* The problem *
Every line must be returned precisely as it is written.

* Records for processing *
[start]

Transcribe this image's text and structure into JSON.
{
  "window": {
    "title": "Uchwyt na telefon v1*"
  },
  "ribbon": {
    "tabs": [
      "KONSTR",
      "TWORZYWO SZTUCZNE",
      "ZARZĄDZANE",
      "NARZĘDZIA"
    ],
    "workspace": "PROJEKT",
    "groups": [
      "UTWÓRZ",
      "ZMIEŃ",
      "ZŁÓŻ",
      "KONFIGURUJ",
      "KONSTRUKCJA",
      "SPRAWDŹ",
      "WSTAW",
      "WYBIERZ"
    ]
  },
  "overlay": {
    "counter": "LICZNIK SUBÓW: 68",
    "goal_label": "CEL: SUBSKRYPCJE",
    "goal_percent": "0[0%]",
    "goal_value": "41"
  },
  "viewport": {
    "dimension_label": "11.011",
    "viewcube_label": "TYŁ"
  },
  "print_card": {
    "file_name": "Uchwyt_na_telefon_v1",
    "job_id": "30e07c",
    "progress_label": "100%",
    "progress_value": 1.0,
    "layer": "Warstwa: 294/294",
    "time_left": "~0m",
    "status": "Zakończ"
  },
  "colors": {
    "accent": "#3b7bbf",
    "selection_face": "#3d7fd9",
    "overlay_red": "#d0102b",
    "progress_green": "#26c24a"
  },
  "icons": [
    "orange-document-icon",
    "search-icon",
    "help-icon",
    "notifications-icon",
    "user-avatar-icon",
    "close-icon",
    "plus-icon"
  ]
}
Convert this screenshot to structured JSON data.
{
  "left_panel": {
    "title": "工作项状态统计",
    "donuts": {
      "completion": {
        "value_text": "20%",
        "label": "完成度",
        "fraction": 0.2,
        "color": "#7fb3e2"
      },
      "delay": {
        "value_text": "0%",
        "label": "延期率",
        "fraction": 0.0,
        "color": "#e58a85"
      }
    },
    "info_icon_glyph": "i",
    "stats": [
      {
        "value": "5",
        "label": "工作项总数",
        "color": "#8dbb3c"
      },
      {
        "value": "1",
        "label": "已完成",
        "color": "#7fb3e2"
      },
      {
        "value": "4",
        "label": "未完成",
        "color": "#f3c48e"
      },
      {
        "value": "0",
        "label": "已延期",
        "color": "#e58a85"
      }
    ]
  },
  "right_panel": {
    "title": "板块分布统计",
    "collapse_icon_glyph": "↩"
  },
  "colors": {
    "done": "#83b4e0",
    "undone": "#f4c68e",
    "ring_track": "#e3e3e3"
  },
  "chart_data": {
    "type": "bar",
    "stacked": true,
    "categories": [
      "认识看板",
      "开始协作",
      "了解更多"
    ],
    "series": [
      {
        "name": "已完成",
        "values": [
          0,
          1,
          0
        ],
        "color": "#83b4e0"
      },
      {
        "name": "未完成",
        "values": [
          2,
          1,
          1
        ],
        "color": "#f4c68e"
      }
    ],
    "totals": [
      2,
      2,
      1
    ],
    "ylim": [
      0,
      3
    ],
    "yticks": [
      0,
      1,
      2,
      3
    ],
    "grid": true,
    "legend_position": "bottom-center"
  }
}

[end]

* Finished exercise *
Transcribe this image's text and structure into JSON.
{
  "window": {
    "title": "Uchwyt na telefon v1*"
  },
  "ribbon": {
    "tabs": [
      "KONSTR",
      "TWORZYWO SZTUCZNE",
      "ZARZĄDZANE",
      "NARZĘDZIA"
    ],
    "workspace": "PROJEKT",
    "groups": [
      "UTWÓRZ",
      "ZMIEŃ",
      "ZŁÓŻ",
      "KONFIGURUJ",
      "KONSTRUKCJA",
      "SPRAWDŹ",
      "WSTAW",
      "WYBIERZ"
    ]
  },
  "overlay": {
    "counter": "LICZNIK SUBÓW: 68",
    "goal_label": "CEL: SUBSKRYPCJE",
    "goal_percent": "0[0%]",
    "goal_value": "41"
  },
  "viewport": {
    "dimension_label": "11.011",
    "viewcube_label": "TYŁ"
  },
  "print_card": {
    "file_name": "Uchwyt_na_telefon_v1",
    "job_id": "30e07c",
    "progress_label": "100%",
    "progress_value": 1.0,
    "layer": "Warstwa: 294/294",
    "time_left": "~0m",
    "status": "Zakończ"
  },
  "colors": {
    "accent": "#3b7bbf",
    "selection_face": "#3d7fd9",
    "overlay_red": "#d0102b",
    "progress_green": "#26c24a"
  },
  "icons": [
    "orange-document-icon",
    "search-icon",
    "help-icon",
    "notifications-icon",
    "user-avatar-icon",
    "close-icon",
    "plus-icon"
  ]
}
Convert this screenshot to structured JSON data.
{
  "left_panel": {
    "title": "工作项状态统计",
    "donuts": {
      "completion": {
        "value_text": "20%",
        "label": "完成度",
        "fraction": 0.2,
        "color": "#7fb3e2"
      },
      "delay": {
        "value_text": "0%",
        "label": "延期率",
        "fraction": 0.0,
        "color": "#e58a85"
      }
    },
    "info_icon_glyph": "i",
    "stats": [
      {
        "value": "5",
        "label": "工作项总数",
        "color": "#8dbb3c"
      },
      {
        "value": "1",
        "label": "已完成",
        "color": "#7fb3e2"
      },
      {
        "value": "4",
        "label": "未完成",
        "color": "#f3c48e"
      },
      {
        "value": "0",
        "label": "已延期",
        "color": "#e58a85"
      }
    ]
  },
  "right_panel": {
    "title": "板块分布统计",
    "collapse_icon_glyph": "↩"
  },
  "colors": {
    "done": "#83b4e0",
    "undone": "#f4c68e",
    "ring_track": "#e3e3e3"
  },
  "chart_data": {
    "type": "bar",
    "stacked": true,
    "categories": [
      "认识看板",
      "开始协作",
      "了解更多"
    ],
    "series": [
      {
        "name": "已完成",
        "values": [
          0,
          1,
          0
        ],
        "color": "#83b4e0"
      },
      {
        "name": "未完成",
        "values": [
          2,
          1,
          1
        ],
        "color": "#f4c68e"
      }
    ],
    "totals": [
      2,
      2,
      1
    ],
    "ylim": [
      0,
      3
    ],
    "yticks": [
      0,
      1,
      2,
      3
    ],
    "grid": true,
    "legend_position": "bottom-center"
  }
}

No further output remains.